-- Texte extrait --
▬▬▬▬▬▬▬▬▬▬

En 2017, elle s’attire les foudres du président philippin Rodrigo Duterte. « Cette rapporteure. Je vais la gifler devant vous. Pourquoi ? Parce que tu m’insultes », avait alors lancé le chef d’État, alors qu’Agnès Callamard enquêtait sur les individus tués lors de descentes policières ou sous les balles de mystérieux tueurs à gages. « Tous ces morts auraient dû faire l’objet d’enquêtes indépendantes, particulièrement les morts aux mains de la police ou d’agents de l’État. Or, le président lui-même donne l’impression que les enquêtes ne sont pas nécessaires, c’est une politique d’impunité », avait-elle déclaré à l’époque.
La Française n’a pas peur de froisser les États qui violent les droits fondamentaux de leurs citoyens. Comme le résume RFI, elle n’hésite pas à « tacler les États-Unis pour la frappe de drone illégale qui a tué le général iranien Qassem Soleimani » ou à « tancer la France pour l’abandon des jihadistes français arrêtés en Irak ».
Au début de l’année 2019, elle débute une enquête sur l’assassinat du journaliste Jamal Khashoggi qui a eu lieu en octobre l’année précédente, à l’intérieur même du consulat saoudien d’Istanbul. Six mois plus tard, elle livre son rapport. Dans une interview accordée à France 24, elle tient l’Arabie saoudite pour « responsable » de l’exécution du journaliste saoudien. « Les circonstances du crime, les individus impliqués, les instruments utilisés, démontrent qu’on ne peut que conclure à un crime d’État », expose-t-elle, tout en réclamant l’ouverture d’une enquête pénale pour « pouvoir conclure à la responsabilité du prince » héritier, Mohamed Ben Salmane.

▬▬▬▬▬▬▬▬▬▬

-- Jeu de données --
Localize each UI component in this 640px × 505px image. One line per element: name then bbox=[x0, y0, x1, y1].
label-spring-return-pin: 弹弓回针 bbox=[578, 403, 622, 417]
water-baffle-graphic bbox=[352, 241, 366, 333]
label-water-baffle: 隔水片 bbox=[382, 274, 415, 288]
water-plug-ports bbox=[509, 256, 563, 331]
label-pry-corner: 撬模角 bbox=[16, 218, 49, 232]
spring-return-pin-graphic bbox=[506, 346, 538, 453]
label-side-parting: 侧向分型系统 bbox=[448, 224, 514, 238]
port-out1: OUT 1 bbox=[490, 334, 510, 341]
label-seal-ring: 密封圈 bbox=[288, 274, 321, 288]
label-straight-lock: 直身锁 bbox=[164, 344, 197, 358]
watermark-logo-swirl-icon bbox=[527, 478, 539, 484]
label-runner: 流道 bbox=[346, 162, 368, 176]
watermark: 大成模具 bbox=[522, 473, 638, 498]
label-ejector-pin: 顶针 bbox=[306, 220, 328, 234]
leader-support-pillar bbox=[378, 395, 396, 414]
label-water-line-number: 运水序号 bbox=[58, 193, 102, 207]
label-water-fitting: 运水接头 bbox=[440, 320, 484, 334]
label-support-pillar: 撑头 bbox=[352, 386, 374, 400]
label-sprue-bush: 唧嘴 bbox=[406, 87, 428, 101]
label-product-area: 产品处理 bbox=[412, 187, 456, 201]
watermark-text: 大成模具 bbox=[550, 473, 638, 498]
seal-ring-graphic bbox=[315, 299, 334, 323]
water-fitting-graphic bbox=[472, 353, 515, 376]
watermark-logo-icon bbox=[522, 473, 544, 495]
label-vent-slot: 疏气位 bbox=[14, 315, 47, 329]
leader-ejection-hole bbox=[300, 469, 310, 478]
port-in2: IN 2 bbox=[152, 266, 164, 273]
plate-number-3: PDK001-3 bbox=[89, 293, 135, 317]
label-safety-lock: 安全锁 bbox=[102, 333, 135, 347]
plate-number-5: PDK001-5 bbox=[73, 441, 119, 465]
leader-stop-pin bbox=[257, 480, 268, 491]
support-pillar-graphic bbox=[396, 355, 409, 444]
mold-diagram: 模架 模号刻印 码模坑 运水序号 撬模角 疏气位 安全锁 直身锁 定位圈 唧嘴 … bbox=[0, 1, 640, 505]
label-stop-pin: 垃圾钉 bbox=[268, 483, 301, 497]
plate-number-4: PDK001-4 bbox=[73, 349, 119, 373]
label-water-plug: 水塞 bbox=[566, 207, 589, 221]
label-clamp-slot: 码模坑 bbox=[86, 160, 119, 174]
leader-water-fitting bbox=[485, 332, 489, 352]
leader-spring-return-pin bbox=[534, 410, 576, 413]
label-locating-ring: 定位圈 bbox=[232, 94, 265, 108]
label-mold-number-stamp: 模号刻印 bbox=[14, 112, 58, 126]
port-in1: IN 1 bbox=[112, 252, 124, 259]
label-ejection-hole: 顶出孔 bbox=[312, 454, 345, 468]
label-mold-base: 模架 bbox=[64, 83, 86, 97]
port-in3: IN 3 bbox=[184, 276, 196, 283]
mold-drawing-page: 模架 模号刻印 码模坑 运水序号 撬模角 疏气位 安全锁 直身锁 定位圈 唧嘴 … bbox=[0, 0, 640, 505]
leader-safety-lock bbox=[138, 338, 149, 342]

▬▬▬▬▬▬▬▬▬▬

-- Consignes des tâches --
1. D'après le texte sur Agnès Callamard, dans quelle ville se trouvait le consulat saoudien où Jamal Khashoggi a été assassiné ?
2. Renvoyez tel quel le passage du texte sur Agnès Callamard qui s'ouvre sur les mots contenant « En 2017, elle » et se termine par « déclaré à l’époque. ».
3. Prolongez le texte sur Agnès Callamard en reprenant juste après sa dernière phrase.

-- Résultats par tâche --
1. À Istanbul.

2.
En 2017, elle s’attire les foudres du président philippin Rodrigo Duterte. « Cette rapporteure. Je vais la gifler devant vous. Pourquoi ? Parce que tu m’insultes », avait alors lancé le chef d’État, alors qu’Agnès Callamard enquêtait sur les individus tués lors de descentes policières ou sous les balles de mystérieux tueurs à gages. « Tous ces morts auraient dû faire l’objet d’enquêtes indépendantes, particulièrement les morts aux mains de la police ou d’agents de l’État. Or, le président lui-même donne l’impression que les enquêtes ne sont pas nécessaires, c’est une politique d’impunité », avait-elle déclaré à l’époque.

3.
Affaire Khashoggi : « On ne peut que conclure à un crime d’État »
Ces propos lui attirent, selon elles, des menaces. Elle assure avoir été intimidée par les autorités saoudiennes à la suite de cette enquête. « La menace de l’Arabie saoudite à mon encontre était éhontée, elle a eu lieu dans un cadre diplomatique de haut niveau et a été rendue publique, confirmée par l’ONU », a-t-elle indiqué dans un tweet le 26 mars dernier. « Les tactiques d’intimidation ne devraient être nulle part possibles. Elles n’ont pas leur place à l’ONU », avait-elle ajouté.
Un peu plus tôt, le quotidien The Guardian avait rapporté qu’un haut responsable saoudien avait menacé à deux reprises, lors d’une réunion avec des responsables de l’ONU à Genève en janvier 2020, de « prendre soin » d’Agnès Callamard si les Nations unies ne freinaient pas ses ardeurs, ce que Riyad avait démenti.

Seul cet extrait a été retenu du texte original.